• _PROBLEM DESCRIPTION_:
All material below is to be reproduced exactly.

─── PROVIDED MATERIAL

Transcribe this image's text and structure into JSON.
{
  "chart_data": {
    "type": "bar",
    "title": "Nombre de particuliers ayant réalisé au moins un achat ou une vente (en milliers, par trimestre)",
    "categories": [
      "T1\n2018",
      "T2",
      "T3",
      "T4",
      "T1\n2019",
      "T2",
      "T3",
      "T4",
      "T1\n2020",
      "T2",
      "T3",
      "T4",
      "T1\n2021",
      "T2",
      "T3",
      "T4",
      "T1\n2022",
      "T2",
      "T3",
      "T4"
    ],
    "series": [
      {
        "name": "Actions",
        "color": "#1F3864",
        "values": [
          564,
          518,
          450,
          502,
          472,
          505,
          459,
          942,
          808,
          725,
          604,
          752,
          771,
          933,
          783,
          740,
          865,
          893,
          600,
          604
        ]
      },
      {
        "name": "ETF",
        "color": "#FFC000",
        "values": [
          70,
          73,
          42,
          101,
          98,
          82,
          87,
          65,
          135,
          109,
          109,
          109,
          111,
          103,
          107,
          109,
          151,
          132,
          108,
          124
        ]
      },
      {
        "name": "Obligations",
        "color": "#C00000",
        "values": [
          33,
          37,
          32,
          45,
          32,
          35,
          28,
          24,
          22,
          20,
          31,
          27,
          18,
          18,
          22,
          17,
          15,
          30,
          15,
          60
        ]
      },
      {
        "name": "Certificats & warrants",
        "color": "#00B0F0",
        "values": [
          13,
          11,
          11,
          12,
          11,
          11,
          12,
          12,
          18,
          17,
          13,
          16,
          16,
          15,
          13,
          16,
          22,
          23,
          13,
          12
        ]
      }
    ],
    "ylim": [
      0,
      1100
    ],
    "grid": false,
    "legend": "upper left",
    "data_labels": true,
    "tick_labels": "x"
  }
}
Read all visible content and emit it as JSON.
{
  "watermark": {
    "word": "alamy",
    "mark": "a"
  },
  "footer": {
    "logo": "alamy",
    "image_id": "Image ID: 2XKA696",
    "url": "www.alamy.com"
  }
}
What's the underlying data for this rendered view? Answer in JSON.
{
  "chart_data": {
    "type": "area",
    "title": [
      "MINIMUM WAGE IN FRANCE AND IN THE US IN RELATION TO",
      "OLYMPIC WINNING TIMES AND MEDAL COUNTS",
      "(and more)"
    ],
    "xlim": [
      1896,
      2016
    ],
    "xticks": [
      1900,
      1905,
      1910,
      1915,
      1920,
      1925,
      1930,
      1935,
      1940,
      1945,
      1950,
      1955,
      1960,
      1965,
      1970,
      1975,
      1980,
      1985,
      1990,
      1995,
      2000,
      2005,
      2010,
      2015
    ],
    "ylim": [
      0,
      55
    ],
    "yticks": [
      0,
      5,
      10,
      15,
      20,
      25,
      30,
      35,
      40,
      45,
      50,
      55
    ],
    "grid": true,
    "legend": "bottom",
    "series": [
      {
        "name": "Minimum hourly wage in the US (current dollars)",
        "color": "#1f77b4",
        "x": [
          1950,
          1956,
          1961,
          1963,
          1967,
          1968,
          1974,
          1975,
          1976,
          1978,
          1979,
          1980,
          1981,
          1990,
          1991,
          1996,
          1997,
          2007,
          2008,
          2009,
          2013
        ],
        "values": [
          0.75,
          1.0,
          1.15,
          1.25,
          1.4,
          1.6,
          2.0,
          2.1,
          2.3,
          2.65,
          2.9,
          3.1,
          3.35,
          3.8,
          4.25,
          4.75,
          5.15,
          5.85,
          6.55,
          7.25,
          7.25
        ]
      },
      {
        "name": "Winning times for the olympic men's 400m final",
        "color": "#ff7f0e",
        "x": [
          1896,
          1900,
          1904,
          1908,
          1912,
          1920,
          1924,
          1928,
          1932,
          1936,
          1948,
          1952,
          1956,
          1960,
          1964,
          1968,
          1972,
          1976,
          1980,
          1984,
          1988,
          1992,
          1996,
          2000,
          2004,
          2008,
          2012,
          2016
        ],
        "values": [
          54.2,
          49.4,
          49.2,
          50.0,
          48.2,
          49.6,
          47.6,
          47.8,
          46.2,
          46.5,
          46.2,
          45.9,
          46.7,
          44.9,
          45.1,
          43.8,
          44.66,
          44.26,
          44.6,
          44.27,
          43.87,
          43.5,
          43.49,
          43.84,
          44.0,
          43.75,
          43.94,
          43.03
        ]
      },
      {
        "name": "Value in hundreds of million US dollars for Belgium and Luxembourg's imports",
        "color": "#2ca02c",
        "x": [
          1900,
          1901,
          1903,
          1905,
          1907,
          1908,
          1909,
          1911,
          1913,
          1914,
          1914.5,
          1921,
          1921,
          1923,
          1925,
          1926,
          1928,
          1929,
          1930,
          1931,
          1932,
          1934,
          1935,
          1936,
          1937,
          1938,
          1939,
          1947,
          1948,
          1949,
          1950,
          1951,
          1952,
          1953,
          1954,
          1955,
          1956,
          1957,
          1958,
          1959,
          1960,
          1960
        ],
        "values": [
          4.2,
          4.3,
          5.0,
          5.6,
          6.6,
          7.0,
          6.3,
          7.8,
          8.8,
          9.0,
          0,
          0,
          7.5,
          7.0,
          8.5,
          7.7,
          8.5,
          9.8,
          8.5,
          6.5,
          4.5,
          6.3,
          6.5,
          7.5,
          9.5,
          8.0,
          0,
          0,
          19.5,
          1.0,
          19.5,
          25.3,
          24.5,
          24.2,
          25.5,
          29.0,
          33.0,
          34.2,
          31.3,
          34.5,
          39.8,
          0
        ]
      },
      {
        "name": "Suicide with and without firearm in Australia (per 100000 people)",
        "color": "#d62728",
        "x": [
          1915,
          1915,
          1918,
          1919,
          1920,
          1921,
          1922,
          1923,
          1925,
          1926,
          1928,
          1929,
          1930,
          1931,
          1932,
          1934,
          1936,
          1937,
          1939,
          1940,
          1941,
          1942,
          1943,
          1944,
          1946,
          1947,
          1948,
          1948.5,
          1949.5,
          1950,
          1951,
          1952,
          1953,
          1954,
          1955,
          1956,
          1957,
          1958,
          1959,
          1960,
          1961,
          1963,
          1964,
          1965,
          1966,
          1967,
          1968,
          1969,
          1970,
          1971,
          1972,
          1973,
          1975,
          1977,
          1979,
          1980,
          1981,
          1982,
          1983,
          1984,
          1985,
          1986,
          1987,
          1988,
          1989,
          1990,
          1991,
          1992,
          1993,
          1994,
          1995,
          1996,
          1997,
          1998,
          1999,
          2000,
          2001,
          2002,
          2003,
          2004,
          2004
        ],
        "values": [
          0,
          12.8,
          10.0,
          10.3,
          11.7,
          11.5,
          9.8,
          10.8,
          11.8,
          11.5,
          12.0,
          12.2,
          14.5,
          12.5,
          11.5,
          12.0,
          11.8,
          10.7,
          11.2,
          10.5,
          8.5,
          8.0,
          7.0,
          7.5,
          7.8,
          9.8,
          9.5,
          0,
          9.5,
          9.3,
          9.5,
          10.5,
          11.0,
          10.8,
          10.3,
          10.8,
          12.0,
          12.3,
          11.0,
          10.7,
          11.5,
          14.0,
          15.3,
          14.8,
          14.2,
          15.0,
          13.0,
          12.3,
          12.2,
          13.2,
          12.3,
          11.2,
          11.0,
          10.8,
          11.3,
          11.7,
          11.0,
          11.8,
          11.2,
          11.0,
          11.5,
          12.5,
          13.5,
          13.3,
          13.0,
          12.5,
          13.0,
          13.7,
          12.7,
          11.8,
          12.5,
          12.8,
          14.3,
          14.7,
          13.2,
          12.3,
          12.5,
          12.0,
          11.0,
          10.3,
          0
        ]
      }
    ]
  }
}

──────

• _PROBLEM SOLUTION_:
Transcribe this image's text and structure into JSON.
{
  "chart_data": {
    "type": "bar",
    "title": "Nombre de particuliers ayant réalisé au moins un achat ou une vente (en milliers, par trimestre)",
    "categories": [
      "T1\n2018",
      "T2",
      "T3",
      "T4",
      "T1\n2019",
      "T2",
      "T3",
      "T4",
      "T1\n2020",
      "T2",
      "T3",
      "T4",
      "T1\n2021",
      "T2",
      "T3",
      "T4",
      "T1\n2022",
      "T2",
      "T3",
      "T4"
    ],
    "series": [
      {
        "name": "Actions",
        "color": "#1F3864",
        "values": [
          564,
          518,
          450,
          502,
          472,
          505,
          459,
          942,
          808,
          725,
          604,
          752,
          771,
          933,
          783,
          740,
          865,
          893,
          600,
          604
        ]
      },
      {
        "name": "ETF",
        "color": "#FFC000",
        "values": [
          70,
          73,
          42,
          101,
          98,
          82,
          87,
          65,
          135,
          109,
          109,
          109,
          111,
          103,
          107,
          109,
          151,
          132,
          108,
          124
        ]
      },
      {
        "name": "Obligations",
        "color": "#C00000",
        "values": [
          33,
          37,
          32,
          45,
          32,
          35,
          28,
          24,
          22,
          20,
          31,
          27,
          18,
          18,
          22,
          17,
          15,
          30,
          15,
          60
        ]
      },
      {
        "name": "Certificats & warrants",
        "color": "#00B0F0",
        "values": [
          13,
          11,
          11,
          12,
          11,
          11,
          12,
          12,
          18,
          17,
          13,
          16,
          16,
          15,
          13,
          16,
          22,
          23,
          13,
          12
        ]
      }
    ],
    "ylim": [
      0,
      1100
    ],
    "grid": false,
    "legend": "upper left",
    "data_labels": true,
    "tick_labels": "x"
  }
}
Read all visible content and emit it as JSON.
{
  "watermark": {
    "word": "alamy",
    "mark": "a"
  },
  "footer": {
    "logo": "alamy",
    "image_id": "Image ID: 2XKA696",
    "url": "www.alamy.com"
  }
}
What's the underlying data for this rendered view? Answer in JSON.
{
  "chart_data": {
    "type": "area",
    "title": [
      "MINIMUM WAGE IN FRANCE AND IN THE US IN RELATION TO",
      "OLYMPIC WINNING TIMES AND MEDAL COUNTS",
      "(and more)"
    ],
    "xlim": [
      1896,
      2016
    ],
    "xticks": [
      1900,
      1905,
      1910,
      1915,
      1920,
      1925,
      1930,
      1935,
      1940,
      1945,
      1950,
      1955,
      1960,
      1965,
      1970,
      1975,
      1980,
      1985,
      1990,
      1995,
      2000,
      2005,
      2010,
      2015
    ],
    "ylim": [
      0,
      55
    ],
    "yticks": [
      0,
      5,
      10,
      15,
      20,
      25,
      30,
      35,
      40,
      45,
      50,
      55
    ],
    "grid": true,
    "legend": "bottom",
    "series": [
      {
        "name": "Minimum hourly wage in the US (current dollars)",
        "color": "#1f77b4",
        "x": [
          1950,
          1956,
          1961,
          1963,
          1967,
          1968,
          1974,
          1975,
          1976,
          1978,
          1979,
          1980,
          1981,
          1990,
          1991,
          1996,
          1997,
          2007,
          2008,
          2009,
          2013
        ],
        "values": [
          0.75,
          1.0,
          1.15,
          1.25,
          1.4,
          1.6,
          2.0,
          2.1,
          2.3,
          2.65,
          2.9,
          3.1,
          3.35,
          3.8,
          4.25,
          4.75,
          5.15,
          5.85,
          6.55,
          7.25,
          7.25
        ]
      },
      {
        "name": "Winning times for the olympic men's 400m final",
        "color": "#ff7f0e",
        "x": [
          1896,
          1900,
          1904,
          1908,
          1912,
          1920,
          1924,
          1928,
          1932,
          1936,
          1948,
          1952,
          1956,
          1960,
          1964,
          1968,
          1972,
          1976,
          1980,
          1984,
          1988,
          1992,
          1996,
          2000,
          2004,
          2008,
          2012,
          2016
        ],
        "values": [
          54.2,
          49.4,
          49.2,
          50.0,
          48.2,
          49.6,
          47.6,
          47.8,
          46.2,
          46.5,
          46.2,
          45.9,
          46.7,
          44.9,
          45.1,
          43.8,
          44.66,
          44.26,
          44.6,
          44.27,
          43.87,
          43.5,
          43.49,
          43.84,
          44.0,
          43.75,
          43.94,
          43.03
        ]
      },
      {
        "name": "Value in hundreds of million US dollars for Belgium and Luxembourg's imports",
        "color": "#2ca02c",
        "x": [
          1900,
          1901,
          1903,
          1905,
          1907,
          1908,
          1909,
          1911,
          1913,
          1914,
          1914.5,
          1921,
          1921,
          1923,
          1925,
          1926,
          1928,
          1929,
          1930,
          1931,
          1932,
          1934,
          1935,
          1936,
          1937,
          1938,
          1939,
          1947,
          1948,
          1949,
          1950,
          1951,
          1952,
          1953,
          1954,
          1955,
          1956,
          1957,
          1958,
          1959,
          1960,
          1960
        ],
        "values": [
          4.2,
          4.3,
          5.0,
          5.6,
          6.6,
          7.0,
          6.3,
          7.8,
          8.8,
          9.0,
          0,
          0,
          7.5,
          7.0,
          8.5,
          7.7,
          8.5,
          9.8,
          8.5,
          6.5,
          4.5,
          6.3,
          6.5,
          7.5,
          9.5,
          8.0,
          0,
          0,
          19.5,
          1.0,
          19.5,
          25.3,
          24.5,
          24.2,
          25.5,
          29.0,
          33.0,
          34.2,
          31.3,
          34.5,
          39.8,
          0
        ]
      },
      {
        "name": "Suicide with and without firearm in Australia (per 100000 people)",
        "color": "#d62728",
        "x": [
          1915,
          1915,
          1918,
          1919,
          1920,
          1921,
          1922,
          1923,
          1925,
          1926,
          1928,
          1929,
          1930,
          1931,
          1932,
          1934,
          1936,
          1937,
          1939,
          1940,
          1941,
          1942,
          1943,
          1944,
          1946,
          1947,
          1948,
          1948.5,
          1949.5,
          1950,
          1951,
          1952,
          1953,
          1954,
          1955,
          1956,
          1957,
          1958,
          1959,
          1960,
          1961,
          1963,
          1964,
          1965,
          1966,
          1967,
          1968,
          1969,
          1970,
          1971,
          1972,
          1973,
          1975,
          1977,
          1979,
          1980,
          1981,
          1982,
          1983,
          1984,
          1985,
          1986,
          1987,
          1988,
          1989,
          1990,
          1991,
          1992,
          1993,
          1994,
          1995,
          1996,
          1997,
          1998,
          1999,
          2000,
          2001,
          2002,
          2003,
          2004,
          2004
        ],
        "values": [
          0,
          12.8,
          10.0,
          10.3,
          11.7,
          11.5,
          9.8,
          10.8,
          11.8,
          11.5,
          12.0,
          12.2,
          14.5,
          12.5,
          11.5,
          12.0,
          11.8,
          10.7,
          11.2,
          10.5,
          8.5,
          8.0,
          7.0,
          7.5,
          7.8,
          9.8,
          9.5,
          0,
          9.5,
          9.3,
          9.5,
          10.5,
          11.0,
          10.8,
          10.3,
          10.8,
          12.0,
          12.3,
          11.0,
          10.7,
          11.5,
          14.0,
          15.3,
          14.8,
          14.2,
          15.0,
          13.0,
          12.3,
          12.2,
          13.2,
          12.3,
          11.2,
          11.0,
          10.8,
          11.3,
          11.7,
          11.0,
          11.8,
          11.2,
          11.0,
          11.5,
          12.5,
          13.5,
          13.3,
          13.0,
          12.5,
          13.0,
          13.7,
          12.7,
          11.8,
          12.5,
          12.8,
          14.3,
          14.7,
          13.2,
          12.3,
          12.5,
          12.0,
          11.0,
          10.3,
          0
        ]
      }
    ]
  }
}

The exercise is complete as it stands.